Instruction
Pull out every line with the word "screenshot".

Task material
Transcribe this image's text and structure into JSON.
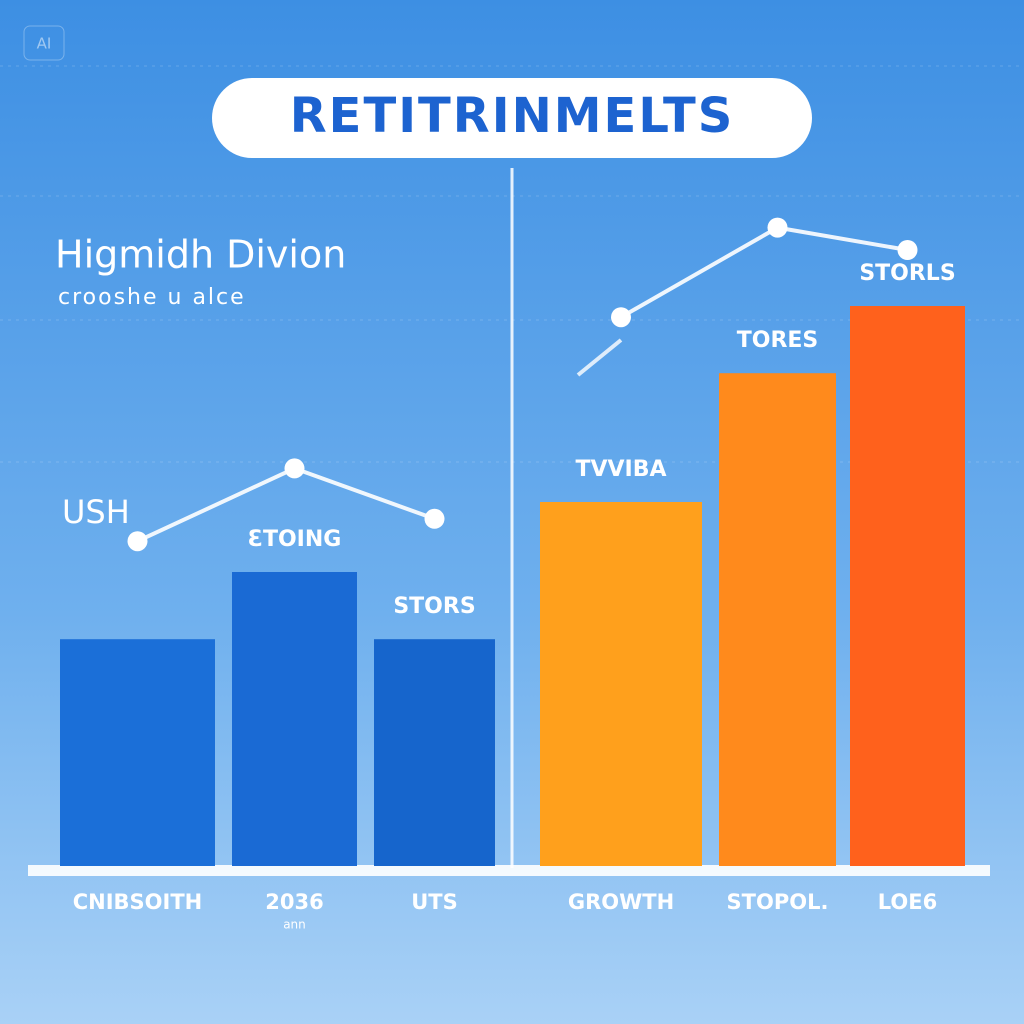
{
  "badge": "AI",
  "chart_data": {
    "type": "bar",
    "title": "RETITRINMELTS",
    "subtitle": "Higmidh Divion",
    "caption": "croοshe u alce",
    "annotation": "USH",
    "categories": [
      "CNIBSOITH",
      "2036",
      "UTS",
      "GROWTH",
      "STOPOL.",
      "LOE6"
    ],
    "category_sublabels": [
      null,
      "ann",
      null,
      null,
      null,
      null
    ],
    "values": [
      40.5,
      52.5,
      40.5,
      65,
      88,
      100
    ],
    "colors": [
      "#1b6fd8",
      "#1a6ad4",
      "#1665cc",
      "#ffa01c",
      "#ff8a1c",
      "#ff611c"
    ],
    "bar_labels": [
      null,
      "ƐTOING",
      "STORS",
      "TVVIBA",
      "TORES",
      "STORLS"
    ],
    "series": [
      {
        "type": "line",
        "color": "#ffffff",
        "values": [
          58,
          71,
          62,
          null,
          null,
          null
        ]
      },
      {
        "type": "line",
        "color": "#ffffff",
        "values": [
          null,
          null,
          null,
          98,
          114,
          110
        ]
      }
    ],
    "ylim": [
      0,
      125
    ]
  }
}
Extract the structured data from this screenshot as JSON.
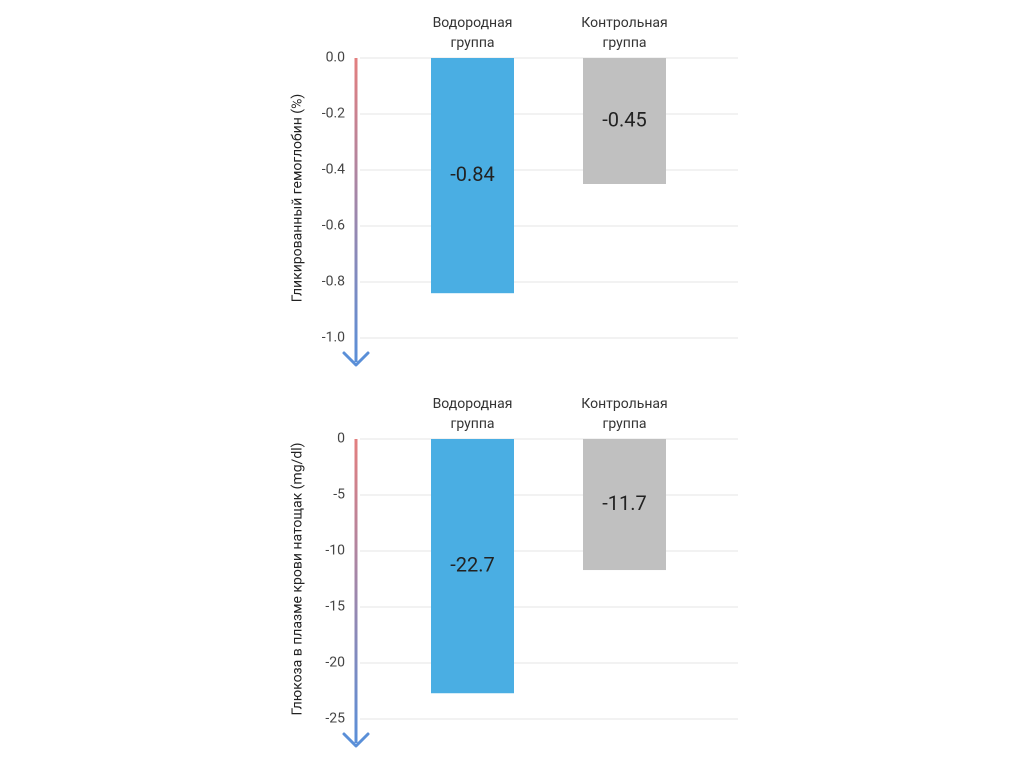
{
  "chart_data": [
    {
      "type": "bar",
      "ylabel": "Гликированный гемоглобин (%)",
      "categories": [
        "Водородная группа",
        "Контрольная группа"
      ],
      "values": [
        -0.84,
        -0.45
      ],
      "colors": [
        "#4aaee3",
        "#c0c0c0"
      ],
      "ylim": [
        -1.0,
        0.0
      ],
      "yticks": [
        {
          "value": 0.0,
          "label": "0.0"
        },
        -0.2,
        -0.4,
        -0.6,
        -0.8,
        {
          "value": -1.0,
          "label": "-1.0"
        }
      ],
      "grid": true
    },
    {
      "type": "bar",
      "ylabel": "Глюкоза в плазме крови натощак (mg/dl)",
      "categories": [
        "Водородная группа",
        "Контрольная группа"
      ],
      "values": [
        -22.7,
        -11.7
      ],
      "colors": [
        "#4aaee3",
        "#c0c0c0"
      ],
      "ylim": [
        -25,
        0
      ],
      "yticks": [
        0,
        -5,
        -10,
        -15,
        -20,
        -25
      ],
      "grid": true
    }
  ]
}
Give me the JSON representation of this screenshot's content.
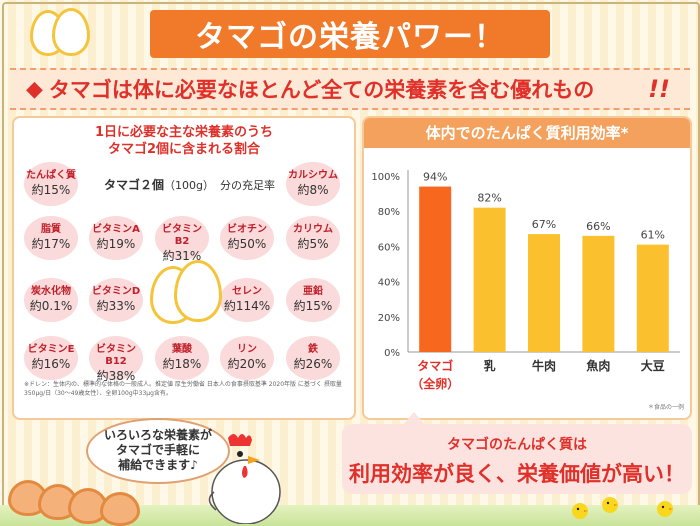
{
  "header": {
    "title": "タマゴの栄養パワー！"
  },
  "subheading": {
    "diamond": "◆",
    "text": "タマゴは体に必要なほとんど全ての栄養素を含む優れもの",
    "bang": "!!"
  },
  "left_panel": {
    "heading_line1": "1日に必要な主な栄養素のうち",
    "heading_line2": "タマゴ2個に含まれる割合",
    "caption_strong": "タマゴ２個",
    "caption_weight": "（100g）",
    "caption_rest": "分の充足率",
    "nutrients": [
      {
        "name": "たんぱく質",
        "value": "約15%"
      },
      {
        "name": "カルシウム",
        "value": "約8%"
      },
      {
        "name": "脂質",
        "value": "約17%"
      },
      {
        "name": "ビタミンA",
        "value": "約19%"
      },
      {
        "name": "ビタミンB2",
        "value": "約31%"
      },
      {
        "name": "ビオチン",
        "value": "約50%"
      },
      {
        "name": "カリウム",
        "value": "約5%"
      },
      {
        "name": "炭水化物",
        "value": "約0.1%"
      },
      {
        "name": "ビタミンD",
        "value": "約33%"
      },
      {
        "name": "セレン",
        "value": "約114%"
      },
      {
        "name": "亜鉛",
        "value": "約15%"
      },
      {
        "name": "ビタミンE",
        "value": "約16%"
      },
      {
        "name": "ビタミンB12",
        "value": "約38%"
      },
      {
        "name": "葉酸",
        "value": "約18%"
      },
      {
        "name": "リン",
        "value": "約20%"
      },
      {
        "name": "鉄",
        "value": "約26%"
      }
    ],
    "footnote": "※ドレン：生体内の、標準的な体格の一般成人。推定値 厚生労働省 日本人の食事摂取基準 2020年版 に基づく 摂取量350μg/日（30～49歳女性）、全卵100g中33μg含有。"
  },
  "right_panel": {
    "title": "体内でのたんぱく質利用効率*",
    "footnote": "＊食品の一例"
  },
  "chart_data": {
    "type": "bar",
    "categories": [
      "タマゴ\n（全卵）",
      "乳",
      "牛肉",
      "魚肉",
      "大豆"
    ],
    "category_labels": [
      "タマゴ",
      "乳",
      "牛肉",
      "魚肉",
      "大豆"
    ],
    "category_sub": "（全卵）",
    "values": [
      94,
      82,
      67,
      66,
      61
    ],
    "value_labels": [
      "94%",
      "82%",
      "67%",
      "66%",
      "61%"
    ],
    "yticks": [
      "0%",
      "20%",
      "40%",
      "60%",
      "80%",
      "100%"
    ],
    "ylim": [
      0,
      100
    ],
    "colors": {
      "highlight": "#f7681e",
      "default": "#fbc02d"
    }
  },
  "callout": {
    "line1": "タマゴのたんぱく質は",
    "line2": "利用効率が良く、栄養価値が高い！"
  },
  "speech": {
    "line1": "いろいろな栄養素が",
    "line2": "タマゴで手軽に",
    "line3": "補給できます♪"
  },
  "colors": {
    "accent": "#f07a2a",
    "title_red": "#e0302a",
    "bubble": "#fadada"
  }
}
* * *
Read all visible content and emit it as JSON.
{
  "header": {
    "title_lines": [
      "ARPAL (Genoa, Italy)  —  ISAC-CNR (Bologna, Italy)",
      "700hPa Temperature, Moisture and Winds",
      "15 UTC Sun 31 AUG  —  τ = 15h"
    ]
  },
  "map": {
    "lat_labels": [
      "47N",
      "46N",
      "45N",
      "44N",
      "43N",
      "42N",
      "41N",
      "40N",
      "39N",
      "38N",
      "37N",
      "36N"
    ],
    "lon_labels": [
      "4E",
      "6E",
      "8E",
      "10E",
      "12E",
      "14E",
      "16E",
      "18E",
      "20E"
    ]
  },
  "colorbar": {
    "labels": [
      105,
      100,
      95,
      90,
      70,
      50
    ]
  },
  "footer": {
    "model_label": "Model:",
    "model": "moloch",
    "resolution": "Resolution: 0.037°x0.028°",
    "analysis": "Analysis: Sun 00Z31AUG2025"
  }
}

Answer to this problem
Extract the structured data from this screenshot as JSON.
Give me the JSON representation of this screenshot's content.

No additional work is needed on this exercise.